----- EXERCISE INPUT -----

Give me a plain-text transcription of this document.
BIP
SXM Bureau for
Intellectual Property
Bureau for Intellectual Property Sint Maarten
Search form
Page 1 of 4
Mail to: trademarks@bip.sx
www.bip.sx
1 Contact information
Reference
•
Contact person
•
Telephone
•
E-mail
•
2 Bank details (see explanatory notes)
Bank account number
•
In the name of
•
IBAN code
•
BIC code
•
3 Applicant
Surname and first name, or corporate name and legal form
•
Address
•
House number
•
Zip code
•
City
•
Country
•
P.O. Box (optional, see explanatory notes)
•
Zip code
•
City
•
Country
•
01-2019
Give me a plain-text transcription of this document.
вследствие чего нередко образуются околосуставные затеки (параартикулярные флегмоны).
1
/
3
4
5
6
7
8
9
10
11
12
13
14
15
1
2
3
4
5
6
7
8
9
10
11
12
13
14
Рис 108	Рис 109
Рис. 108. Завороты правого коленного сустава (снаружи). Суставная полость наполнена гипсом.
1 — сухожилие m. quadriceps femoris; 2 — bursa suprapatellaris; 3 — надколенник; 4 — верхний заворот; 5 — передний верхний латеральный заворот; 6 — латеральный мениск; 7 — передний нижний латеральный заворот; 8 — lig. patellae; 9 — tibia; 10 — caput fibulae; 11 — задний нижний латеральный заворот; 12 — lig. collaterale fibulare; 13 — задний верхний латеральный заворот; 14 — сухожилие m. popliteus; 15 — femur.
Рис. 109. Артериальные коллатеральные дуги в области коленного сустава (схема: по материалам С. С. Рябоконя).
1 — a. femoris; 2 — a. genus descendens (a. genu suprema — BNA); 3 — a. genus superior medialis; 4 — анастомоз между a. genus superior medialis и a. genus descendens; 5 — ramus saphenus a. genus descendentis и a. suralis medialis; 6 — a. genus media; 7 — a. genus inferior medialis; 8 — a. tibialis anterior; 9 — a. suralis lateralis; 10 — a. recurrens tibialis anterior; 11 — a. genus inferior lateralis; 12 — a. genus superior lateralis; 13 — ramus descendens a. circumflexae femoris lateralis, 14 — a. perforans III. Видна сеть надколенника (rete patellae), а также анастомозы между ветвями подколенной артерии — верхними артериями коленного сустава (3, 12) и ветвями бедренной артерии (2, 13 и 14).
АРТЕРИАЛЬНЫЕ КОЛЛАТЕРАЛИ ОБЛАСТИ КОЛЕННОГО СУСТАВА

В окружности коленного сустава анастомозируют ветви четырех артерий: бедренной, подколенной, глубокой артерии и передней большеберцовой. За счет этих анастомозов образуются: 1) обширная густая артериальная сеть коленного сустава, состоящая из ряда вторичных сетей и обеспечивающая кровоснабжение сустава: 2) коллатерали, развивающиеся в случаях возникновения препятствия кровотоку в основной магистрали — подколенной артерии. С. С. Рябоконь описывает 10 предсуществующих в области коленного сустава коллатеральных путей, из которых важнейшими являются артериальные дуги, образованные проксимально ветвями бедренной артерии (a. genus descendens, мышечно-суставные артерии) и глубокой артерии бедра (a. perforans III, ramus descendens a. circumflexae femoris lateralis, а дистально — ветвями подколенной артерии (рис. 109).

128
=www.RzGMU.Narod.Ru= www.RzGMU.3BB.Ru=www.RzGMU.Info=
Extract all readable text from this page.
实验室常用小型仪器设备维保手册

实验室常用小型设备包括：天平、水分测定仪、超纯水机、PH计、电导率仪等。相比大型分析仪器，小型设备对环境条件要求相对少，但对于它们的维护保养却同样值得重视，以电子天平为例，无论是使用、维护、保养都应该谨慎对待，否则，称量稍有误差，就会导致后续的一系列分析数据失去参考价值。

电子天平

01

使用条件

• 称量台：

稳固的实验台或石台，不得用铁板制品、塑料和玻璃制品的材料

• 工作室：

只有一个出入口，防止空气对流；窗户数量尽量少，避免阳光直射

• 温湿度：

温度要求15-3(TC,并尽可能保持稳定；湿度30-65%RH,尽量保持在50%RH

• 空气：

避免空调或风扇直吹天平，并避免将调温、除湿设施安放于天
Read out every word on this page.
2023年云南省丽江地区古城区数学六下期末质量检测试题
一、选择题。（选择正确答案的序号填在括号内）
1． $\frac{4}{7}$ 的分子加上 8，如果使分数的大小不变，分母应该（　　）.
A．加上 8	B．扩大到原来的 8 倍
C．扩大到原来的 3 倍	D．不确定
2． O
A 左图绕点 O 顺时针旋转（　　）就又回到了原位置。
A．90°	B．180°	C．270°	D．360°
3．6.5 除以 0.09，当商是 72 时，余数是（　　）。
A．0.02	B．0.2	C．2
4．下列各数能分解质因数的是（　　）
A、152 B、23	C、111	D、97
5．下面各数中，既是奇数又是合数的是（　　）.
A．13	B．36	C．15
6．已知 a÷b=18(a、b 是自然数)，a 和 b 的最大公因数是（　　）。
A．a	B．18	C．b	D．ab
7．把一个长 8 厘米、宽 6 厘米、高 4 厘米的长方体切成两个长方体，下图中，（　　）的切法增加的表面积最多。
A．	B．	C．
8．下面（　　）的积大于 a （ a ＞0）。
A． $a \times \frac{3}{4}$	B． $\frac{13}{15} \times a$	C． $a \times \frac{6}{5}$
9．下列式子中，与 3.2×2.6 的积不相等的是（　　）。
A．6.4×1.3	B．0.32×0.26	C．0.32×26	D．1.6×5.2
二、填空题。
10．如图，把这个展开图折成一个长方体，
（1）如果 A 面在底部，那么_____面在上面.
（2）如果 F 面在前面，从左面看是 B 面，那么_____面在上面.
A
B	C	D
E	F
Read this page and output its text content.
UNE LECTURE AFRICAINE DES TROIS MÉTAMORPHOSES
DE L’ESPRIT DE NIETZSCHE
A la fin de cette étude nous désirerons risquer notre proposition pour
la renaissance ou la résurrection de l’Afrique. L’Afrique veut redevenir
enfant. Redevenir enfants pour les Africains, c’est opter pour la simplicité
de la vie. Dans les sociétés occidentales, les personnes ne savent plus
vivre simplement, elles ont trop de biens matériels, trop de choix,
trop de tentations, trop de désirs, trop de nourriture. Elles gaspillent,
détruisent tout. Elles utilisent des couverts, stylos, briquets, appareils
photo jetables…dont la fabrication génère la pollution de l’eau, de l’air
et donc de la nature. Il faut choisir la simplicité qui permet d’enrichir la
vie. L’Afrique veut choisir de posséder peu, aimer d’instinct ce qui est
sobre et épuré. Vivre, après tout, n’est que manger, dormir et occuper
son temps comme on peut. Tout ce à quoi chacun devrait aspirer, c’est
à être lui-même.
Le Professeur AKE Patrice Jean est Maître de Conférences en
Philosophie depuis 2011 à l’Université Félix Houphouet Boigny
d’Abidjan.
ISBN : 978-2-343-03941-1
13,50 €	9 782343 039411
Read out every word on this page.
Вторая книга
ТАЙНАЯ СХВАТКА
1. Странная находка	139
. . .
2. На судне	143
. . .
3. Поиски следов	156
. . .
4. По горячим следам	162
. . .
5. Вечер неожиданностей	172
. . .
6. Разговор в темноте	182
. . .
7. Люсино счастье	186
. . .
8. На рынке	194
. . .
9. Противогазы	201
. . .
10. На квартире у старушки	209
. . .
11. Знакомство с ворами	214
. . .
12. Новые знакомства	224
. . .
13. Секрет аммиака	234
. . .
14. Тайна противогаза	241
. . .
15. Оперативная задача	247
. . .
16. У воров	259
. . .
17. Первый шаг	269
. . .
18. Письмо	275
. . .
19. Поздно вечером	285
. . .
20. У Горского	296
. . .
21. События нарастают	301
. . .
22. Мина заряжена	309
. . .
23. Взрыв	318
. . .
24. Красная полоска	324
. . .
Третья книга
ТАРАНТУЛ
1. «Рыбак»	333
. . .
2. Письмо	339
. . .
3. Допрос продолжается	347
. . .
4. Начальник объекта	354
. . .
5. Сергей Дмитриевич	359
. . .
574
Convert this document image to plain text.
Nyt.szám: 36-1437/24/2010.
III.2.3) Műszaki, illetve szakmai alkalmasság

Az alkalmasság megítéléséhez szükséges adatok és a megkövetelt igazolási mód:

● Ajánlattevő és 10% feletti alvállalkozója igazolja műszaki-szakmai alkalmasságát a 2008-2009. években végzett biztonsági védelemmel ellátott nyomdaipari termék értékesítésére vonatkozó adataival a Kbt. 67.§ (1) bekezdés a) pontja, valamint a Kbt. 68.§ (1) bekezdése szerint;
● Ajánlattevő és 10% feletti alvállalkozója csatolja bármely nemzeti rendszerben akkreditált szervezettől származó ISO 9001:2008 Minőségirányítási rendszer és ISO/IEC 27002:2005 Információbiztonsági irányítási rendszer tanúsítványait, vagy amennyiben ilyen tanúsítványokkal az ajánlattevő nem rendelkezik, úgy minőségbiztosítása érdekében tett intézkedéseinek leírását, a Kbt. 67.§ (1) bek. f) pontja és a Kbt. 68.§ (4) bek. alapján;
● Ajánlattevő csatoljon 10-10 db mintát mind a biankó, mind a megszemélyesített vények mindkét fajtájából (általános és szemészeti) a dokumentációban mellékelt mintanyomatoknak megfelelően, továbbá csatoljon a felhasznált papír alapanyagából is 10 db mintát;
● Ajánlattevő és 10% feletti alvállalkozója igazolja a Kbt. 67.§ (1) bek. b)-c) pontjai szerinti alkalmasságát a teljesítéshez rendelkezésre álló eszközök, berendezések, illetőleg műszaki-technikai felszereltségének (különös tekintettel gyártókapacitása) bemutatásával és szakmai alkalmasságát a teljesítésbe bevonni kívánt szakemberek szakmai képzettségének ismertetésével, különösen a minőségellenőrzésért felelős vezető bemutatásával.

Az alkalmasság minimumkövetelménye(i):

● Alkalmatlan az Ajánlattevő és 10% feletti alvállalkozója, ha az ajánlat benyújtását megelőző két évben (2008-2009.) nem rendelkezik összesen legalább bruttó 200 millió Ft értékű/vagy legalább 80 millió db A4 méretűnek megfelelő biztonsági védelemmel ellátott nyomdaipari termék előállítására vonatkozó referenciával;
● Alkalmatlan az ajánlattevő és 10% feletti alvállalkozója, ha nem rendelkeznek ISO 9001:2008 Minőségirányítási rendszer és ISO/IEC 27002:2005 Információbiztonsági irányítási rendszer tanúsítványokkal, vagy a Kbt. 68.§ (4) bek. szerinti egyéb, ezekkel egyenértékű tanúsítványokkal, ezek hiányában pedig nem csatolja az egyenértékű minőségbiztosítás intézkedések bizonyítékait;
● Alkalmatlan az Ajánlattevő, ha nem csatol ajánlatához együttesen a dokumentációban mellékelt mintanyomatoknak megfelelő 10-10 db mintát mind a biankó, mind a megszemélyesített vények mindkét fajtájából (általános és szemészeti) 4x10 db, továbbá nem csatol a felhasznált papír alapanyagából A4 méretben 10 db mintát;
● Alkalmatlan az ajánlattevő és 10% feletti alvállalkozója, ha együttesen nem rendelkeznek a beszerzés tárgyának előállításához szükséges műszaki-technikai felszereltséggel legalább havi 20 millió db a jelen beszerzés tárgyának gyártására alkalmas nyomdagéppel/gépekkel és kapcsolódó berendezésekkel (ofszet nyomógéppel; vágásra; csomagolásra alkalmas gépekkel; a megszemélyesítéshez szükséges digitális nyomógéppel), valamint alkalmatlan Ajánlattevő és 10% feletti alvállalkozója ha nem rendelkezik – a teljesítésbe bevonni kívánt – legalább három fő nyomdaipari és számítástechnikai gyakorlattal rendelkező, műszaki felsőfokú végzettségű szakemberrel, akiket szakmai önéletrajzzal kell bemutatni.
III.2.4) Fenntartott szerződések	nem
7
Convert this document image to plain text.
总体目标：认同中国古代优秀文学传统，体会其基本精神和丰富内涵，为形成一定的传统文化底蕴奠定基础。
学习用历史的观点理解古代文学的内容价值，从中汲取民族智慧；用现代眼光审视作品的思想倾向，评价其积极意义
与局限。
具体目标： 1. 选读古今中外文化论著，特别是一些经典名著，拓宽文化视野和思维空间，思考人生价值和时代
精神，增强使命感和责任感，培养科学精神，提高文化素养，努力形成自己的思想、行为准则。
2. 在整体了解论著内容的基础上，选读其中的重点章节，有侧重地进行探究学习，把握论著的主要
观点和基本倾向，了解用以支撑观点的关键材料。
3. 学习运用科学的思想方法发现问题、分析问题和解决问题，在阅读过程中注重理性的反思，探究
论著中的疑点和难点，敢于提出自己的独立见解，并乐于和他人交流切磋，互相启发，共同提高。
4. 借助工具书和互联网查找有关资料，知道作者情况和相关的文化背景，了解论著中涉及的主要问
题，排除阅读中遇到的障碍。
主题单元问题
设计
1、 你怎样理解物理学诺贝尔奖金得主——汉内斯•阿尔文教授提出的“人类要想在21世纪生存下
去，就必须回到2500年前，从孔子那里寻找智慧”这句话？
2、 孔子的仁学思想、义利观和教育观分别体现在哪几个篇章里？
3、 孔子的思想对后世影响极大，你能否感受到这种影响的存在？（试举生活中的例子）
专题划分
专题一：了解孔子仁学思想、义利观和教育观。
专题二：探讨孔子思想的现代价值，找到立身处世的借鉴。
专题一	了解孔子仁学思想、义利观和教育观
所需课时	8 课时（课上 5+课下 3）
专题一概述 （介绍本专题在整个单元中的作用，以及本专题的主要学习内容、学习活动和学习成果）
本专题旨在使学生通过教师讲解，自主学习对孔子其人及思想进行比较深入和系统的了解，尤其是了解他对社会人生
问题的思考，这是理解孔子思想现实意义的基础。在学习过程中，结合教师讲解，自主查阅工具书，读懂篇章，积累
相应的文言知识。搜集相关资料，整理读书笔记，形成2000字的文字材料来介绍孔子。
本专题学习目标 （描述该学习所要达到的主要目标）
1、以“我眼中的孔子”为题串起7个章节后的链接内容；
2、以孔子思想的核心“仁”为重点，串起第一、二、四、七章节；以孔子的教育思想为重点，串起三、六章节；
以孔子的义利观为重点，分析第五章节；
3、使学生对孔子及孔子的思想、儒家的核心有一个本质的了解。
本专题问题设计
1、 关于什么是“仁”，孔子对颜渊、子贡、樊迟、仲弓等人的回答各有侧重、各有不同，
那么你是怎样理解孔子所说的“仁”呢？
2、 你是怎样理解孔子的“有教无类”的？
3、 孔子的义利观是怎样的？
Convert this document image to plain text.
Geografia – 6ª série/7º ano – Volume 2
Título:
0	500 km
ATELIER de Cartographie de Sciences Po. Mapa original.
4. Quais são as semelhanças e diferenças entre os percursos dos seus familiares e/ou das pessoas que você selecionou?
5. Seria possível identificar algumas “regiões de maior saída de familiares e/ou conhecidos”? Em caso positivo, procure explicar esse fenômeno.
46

-----

• _DIRECTIONS_
In the entries above, identify every line with the string "mindkét".

• _EXPECTED OUTPUT_
● Ajánlattevő csatoljon 10-10 db mintát mind a biankó, mind a megszemélyesített vények mindkét fajtájából (általános és szemészeti) a dokumentációban mellékelt mintanyomatoknak megfelelően, továbbá csatoljon a felhasznált papír alapanyagából is 10 db mintát;
● Alkalmatlan az Ajánlattevő, ha nem csatol ajánlatához együttesen a dokumentációban mellékelt mintanyomatoknak megfelelő 10-10 db mintát mind a biankó, mind a megszemélyesített vények mindkét fajtájából (általános és szemészeti) 4x10 db, továbbá nem csatol a felhasznált papír alapanyagából A4 méretben 10 db mintát;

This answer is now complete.